*What the task asks:* Find every line below that contains the string "RELAY" and copy each one in full.

*Supplied material:*
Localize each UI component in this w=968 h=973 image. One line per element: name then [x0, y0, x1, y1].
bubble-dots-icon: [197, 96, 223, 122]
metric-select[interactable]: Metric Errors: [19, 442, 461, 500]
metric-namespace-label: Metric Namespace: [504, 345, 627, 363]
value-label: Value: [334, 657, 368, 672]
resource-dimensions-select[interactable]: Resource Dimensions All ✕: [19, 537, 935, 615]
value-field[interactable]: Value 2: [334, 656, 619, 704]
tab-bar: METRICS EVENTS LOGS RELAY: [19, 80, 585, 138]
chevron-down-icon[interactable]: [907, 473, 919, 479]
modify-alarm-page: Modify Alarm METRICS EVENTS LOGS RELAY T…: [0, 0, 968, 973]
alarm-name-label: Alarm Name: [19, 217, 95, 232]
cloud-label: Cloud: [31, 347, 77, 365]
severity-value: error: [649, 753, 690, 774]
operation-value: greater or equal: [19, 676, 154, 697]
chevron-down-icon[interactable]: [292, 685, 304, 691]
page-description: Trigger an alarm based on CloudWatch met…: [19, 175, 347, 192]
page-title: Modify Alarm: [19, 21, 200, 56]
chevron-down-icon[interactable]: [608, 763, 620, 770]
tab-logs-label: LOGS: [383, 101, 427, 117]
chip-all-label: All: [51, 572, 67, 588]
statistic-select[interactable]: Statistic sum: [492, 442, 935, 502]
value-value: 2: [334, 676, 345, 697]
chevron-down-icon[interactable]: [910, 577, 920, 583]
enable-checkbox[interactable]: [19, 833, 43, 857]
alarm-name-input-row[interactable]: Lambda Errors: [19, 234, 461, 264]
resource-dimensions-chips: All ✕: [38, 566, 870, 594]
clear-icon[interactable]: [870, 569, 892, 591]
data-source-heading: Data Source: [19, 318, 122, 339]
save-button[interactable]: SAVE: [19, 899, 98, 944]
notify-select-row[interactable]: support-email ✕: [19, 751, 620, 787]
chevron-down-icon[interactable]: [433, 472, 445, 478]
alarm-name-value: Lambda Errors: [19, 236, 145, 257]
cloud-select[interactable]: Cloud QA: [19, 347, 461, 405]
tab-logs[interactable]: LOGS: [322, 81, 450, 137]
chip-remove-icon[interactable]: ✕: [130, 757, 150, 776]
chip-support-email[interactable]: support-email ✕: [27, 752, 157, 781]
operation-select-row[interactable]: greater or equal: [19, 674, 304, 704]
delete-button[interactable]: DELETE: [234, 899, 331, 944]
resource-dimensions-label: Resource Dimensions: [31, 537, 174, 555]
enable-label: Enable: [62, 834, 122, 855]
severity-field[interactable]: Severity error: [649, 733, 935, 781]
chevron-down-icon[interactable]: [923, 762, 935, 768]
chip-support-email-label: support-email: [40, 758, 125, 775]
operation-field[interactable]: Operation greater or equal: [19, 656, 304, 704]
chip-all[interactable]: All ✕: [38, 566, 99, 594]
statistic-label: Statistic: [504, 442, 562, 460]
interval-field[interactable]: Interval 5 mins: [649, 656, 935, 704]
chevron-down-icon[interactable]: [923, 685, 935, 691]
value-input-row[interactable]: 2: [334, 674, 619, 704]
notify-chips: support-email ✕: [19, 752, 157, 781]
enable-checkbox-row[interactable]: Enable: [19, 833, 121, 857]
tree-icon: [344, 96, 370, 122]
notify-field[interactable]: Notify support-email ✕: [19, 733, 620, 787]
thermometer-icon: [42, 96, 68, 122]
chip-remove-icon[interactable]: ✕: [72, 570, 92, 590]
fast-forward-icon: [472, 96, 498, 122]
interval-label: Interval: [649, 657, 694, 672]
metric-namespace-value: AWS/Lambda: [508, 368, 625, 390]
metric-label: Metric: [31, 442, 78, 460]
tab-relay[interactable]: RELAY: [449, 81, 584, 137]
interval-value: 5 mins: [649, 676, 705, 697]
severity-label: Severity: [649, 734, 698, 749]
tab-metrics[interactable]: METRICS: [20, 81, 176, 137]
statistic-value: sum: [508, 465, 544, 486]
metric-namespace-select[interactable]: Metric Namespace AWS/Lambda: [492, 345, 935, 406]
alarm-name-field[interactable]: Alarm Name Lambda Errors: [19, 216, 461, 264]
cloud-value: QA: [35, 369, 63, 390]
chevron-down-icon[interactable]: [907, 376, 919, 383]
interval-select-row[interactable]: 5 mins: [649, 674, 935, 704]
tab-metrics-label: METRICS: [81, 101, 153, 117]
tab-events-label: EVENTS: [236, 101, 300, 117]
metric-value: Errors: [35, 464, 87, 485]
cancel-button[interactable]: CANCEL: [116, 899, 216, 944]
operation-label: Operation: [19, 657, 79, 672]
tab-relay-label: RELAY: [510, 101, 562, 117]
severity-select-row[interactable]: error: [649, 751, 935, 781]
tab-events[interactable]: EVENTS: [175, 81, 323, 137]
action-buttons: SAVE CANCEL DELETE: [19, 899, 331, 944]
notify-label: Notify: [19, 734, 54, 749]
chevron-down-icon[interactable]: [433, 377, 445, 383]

*Output for this exercise:*
tab-bar: METRICS EVENTS LOGS RELAY: [19, 80, 585, 138]
modify-alarm-page: Modify Alarm METRICS EVENTS LOGS RELAY T…: [0, 0, 968, 973]
tab-relay[interactable]: RELAY: [449, 81, 584, 137]
tab-relay-label: RELAY: [510, 101, 562, 117]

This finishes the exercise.